(begin)
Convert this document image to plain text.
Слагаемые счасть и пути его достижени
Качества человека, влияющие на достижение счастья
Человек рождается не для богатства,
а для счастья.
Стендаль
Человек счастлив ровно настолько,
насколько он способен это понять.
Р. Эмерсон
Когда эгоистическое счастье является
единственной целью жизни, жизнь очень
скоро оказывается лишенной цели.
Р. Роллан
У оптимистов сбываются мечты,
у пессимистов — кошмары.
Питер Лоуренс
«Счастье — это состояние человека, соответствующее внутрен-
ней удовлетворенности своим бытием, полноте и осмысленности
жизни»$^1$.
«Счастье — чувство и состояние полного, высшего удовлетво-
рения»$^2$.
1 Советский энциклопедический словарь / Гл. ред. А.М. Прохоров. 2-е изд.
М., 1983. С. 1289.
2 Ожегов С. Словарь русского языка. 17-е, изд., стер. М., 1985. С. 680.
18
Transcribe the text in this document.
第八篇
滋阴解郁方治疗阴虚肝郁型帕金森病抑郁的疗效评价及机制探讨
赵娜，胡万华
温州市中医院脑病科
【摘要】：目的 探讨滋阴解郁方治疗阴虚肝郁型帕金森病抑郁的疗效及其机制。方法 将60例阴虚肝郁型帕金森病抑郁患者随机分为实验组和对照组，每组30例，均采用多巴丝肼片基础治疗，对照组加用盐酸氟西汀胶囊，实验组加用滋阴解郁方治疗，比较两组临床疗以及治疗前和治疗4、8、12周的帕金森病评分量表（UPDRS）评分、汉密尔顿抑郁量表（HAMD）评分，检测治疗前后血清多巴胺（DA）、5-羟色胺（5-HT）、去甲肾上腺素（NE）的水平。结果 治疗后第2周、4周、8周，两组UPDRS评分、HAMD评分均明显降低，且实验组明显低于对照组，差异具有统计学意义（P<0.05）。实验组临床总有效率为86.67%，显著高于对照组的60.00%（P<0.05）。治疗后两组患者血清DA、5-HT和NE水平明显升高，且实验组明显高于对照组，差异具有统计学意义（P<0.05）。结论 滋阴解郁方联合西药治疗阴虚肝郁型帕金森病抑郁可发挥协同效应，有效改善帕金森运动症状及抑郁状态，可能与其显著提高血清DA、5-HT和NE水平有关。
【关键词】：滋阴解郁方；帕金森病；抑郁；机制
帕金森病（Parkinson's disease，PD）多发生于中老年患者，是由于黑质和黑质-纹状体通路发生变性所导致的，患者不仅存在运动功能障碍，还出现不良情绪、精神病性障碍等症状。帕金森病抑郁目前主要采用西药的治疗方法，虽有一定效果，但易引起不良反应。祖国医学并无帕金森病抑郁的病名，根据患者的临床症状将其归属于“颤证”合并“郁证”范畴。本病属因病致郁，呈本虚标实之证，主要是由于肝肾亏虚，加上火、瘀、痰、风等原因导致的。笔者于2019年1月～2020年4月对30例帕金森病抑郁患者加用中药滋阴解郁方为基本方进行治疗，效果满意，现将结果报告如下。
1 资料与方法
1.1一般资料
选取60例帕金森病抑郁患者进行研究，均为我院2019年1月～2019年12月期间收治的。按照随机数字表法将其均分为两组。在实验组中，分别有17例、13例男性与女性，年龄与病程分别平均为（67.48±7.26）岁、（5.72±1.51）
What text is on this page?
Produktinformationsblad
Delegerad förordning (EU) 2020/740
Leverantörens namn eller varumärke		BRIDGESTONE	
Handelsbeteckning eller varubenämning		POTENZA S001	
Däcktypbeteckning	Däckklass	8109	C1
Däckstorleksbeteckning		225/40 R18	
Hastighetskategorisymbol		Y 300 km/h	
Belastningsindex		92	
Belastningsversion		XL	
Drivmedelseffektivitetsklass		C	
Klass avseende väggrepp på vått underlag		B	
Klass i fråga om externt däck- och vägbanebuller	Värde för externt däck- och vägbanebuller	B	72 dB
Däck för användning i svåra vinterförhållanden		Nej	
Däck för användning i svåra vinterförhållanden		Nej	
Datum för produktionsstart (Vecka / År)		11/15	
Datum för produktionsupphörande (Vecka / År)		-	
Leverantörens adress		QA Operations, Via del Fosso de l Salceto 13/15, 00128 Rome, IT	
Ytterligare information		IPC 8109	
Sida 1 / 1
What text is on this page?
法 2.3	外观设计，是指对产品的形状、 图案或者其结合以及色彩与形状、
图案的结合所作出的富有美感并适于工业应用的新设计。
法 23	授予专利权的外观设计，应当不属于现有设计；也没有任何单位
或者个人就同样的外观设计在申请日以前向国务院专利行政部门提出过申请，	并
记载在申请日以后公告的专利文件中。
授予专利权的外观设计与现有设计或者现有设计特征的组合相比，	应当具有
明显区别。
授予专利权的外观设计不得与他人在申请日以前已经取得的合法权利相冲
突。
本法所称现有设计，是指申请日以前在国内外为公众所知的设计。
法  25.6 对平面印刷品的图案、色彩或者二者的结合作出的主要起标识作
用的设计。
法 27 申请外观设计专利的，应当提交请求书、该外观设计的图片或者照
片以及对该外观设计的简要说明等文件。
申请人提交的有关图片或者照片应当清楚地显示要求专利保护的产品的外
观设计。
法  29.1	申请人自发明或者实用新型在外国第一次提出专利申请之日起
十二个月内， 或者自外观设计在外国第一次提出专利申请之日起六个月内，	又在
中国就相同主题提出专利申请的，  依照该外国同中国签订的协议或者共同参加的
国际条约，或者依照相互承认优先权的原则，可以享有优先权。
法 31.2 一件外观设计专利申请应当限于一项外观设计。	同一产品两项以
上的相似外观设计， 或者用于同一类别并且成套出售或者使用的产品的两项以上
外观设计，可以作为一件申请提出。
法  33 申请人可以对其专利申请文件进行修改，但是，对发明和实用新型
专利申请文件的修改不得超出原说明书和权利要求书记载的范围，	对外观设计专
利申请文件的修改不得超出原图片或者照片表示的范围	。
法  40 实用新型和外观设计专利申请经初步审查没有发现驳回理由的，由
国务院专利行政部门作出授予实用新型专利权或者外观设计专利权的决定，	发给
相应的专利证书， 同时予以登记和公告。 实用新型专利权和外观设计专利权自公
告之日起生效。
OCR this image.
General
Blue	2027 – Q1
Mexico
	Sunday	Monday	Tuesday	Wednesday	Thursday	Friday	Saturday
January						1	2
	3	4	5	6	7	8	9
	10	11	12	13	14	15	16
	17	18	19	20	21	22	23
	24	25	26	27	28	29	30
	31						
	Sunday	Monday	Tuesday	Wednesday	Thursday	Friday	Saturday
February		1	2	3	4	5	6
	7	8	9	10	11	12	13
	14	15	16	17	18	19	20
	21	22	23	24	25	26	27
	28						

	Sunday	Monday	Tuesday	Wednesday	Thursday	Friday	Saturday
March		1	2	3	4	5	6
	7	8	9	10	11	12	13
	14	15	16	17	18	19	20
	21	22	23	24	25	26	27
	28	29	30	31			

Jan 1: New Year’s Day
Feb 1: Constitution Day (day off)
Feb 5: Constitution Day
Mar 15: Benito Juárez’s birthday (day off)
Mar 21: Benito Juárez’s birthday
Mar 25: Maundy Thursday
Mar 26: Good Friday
(end)
Prompt ▸ Set down each entry again, unchanged.

Correct output ▸
Convert this document image to plain text.
Слагаемые счасть и пути его достижени
Качества человека, влияющие на достижение счастья
Человек рождается не для богатства,
а для счастья.
Стендаль
Человек счастлив ровно настолько,
насколько он способен это понять.
Р. Эмерсон
Когда эгоистическое счастье является
единственной целью жизни, жизнь очень
скоро оказывается лишенной цели.
Р. Роллан
У оптимистов сбываются мечты,
у пессимистов — кошмары.
Питер Лоуренс
«Счастье — это состояние человека, соответствующее внутрен-
ней удовлетворенности своим бытием, полноте и осмысленности
жизни»$^1$.
«Счастье — чувство и состояние полного, высшего удовлетво-
рения»$^2$.
1 Советский энциклопедический словарь / Гл. ред. А.М. Прохоров. 2-е изд.
М., 1983. С. 1289.
2 Ожегов С. Словарь русского языка. 17-е, изд., стер. М., 1985. С. 680.
18
Transcribe the text in this document.
第八篇
滋阴解郁方治疗阴虚肝郁型帕金森病抑郁的疗效评价及机制探讨
赵娜，胡万华
温州市中医院脑病科
【摘要】：目的 探讨滋阴解郁方治疗阴虚肝郁型帕金森病抑郁的疗效及其机制。方法 将60例阴虚肝郁型帕金森病抑郁患者随机分为实验组和对照组，每组30例，均采用多巴丝肼片基础治疗，对照组加用盐酸氟西汀胶囊，实验组加用滋阴解郁方治疗，比较两组临床疗以及治疗前和治疗4、8、12周的帕金森病评分量表（UPDRS）评分、汉密尔顿抑郁量表（HAMD）评分，检测治疗前后血清多巴胺（DA）、5-羟色胺（5-HT）、去甲肾上腺素（NE）的水平。结果 治疗后第2周、4周、8周，两组UPDRS评分、HAMD评分均明显降低，且实验组明显低于对照组，差异具有统计学意义（P<0.05）。实验组临床总有效率为86.67%，显著高于对照组的60.00%（P<0.05）。治疗后两组患者血清DA、5-HT和NE水平明显升高，且实验组明显高于对照组，差异具有统计学意义（P<0.05）。结论 滋阴解郁方联合西药治疗阴虚肝郁型帕金森病抑郁可发挥协同效应，有效改善帕金森运动症状及抑郁状态，可能与其显著提高血清DA、5-HT和NE水平有关。
【关键词】：滋阴解郁方；帕金森病；抑郁；机制
帕金森病（Parkinson's disease，PD）多发生于中老年患者，是由于黑质和黑质-纹状体通路发生变性所导致的，患者不仅存在运动功能障碍，还出现不良情绪、精神病性障碍等症状。帕金森病抑郁目前主要采用西药的治疗方法，虽有一定效果，但易引起不良反应。祖国医学并无帕金森病抑郁的病名，根据患者的临床症状将其归属于“颤证”合并“郁证”范畴。本病属因病致郁，呈本虚标实之证，主要是由于肝肾亏虚，加上火、瘀、痰、风等原因导致的。笔者于2019年1月～2020年4月对30例帕金森病抑郁患者加用中药滋阴解郁方为基本方进行治疗，效果满意，现将结果报告如下。
1 资料与方法
1.1一般资料
选取60例帕金森病抑郁患者进行研究，均为我院2019年1月～2019年12月期间收治的。按照随机数字表法将其均分为两组。在实验组中，分别有17例、13例男性与女性，年龄与病程分别平均为（67.48±7.26）岁、（5.72±1.51）
What text is on this page?
Produktinformationsblad
Delegerad förordning (EU) 2020/740
Leverantörens namn eller varumärke		BRIDGESTONE	
Handelsbeteckning eller varubenämning		POTENZA S001	
Däcktypbeteckning	Däckklass	8109	C1
Däckstorleksbeteckning		225/40 R18	
Hastighetskategorisymbol		Y 300 km/h	
Belastningsindex		92	
Belastningsversion		XL	
Drivmedelseffektivitetsklass		C	
Klass avseende väggrepp på vått underlag		B	
Klass i fråga om externt däck- och vägbanebuller	Värde för externt däck- och vägbanebuller	B	72 dB
Däck för användning i svåra vinterförhållanden		Nej	
Däck för användning i svåra vinterförhållanden		Nej	
Datum för produktionsstart (Vecka / År)		11/15	
Datum för produktionsupphörande (Vecka / År)		-	
Leverantörens adress		QA Operations, Via del Fosso de l Salceto 13/15, 00128 Rome, IT	
Ytterligare information		IPC 8109	
Sida 1 / 1
What text is on this page?
法 2.3	外观设计，是指对产品的形状、 图案或者其结合以及色彩与形状、
图案的结合所作出的富有美感并适于工业应用的新设计。
法 23	授予专利权的外观设计，应当不属于现有设计；也没有任何单位
或者个人就同样的外观设计在申请日以前向国务院专利行政部门提出过申请，	并
记载在申请日以后公告的专利文件中。
授予专利权的外观设计与现有设计或者现有设计特征的组合相比，	应当具有
明显区别。
授予专利权的外观设计不得与他人在申请日以前已经取得的合法权利相冲
突。
本法所称现有设计，是指申请日以前在国内外为公众所知的设计。
法  25.6 对平面印刷品的图案、色彩或者二者的结合作出的主要起标识作
用的设计。
法 27 申请外观设计专利的，应当提交请求书、该外观设计的图片或者照
片以及对该外观设计的简要说明等文件。
申请人提交的有关图片或者照片应当清楚地显示要求专利保护的产品的外
观设计。
法  29.1	申请人自发明或者实用新型在外国第一次提出专利申请之日起
十二个月内， 或者自外观设计在外国第一次提出专利申请之日起六个月内，	又在
中国就相同主题提出专利申请的，  依照该外国同中国签订的协议或者共同参加的
国际条约，或者依照相互承认优先权的原则，可以享有优先权。
法 31.2 一件外观设计专利申请应当限于一项外观设计。	同一产品两项以
上的相似外观设计， 或者用于同一类别并且成套出售或者使用的产品的两项以上
外观设计，可以作为一件申请提出。
法  33 申请人可以对其专利申请文件进行修改，但是，对发明和实用新型
专利申请文件的修改不得超出原说明书和权利要求书记载的范围，	对外观设计专
利申请文件的修改不得超出原图片或者照片表示的范围	。
法  40 实用新型和外观设计专利申请经初步审查没有发现驳回理由的，由
国务院专利行政部门作出授予实用新型专利权或者外观设计专利权的决定，	发给
相应的专利证书， 同时予以登记和公告。 实用新型专利权和外观设计专利权自公
告之日起生效。
OCR this image.
General
Blue	2027 – Q1
Mexico
	Sunday	Monday	Tuesday	Wednesday	Thursday	Friday	Saturday
January						1	2
	3	4	5	6	7	8	9
	10	11	12	13	14	15	16
	17	18	19	20	21	22	23
	24	25	26	27	28	29	30
	31						
	Sunday	Monday	Tuesday	Wednesday	Thursday	Friday	Saturday
February		1	2	3	4	5	6
	7	8	9	10	11	12	13
	14	15	16	17	18	19	20
	21	22	23	24	25	26	27
	28						

	Sunday	Monday	Tuesday	Wednesday	Thursday	Friday	Saturday
March		1	2	3	4	5	6
	7	8	9	10	11	12	13
	14	15	16	17	18	19	20
	21	22	23	24	25	26	27
	28	29	30	31			

Jan 1: New Year’s Day
Feb 1: Constitution Day (day off)
Feb 5: Constitution Day
Mar 15: Benito Juárez’s birthday (day off)
Mar 21: Benito Juárez’s birthday
Mar 25: Maundy Thursday
Mar 26: Good Friday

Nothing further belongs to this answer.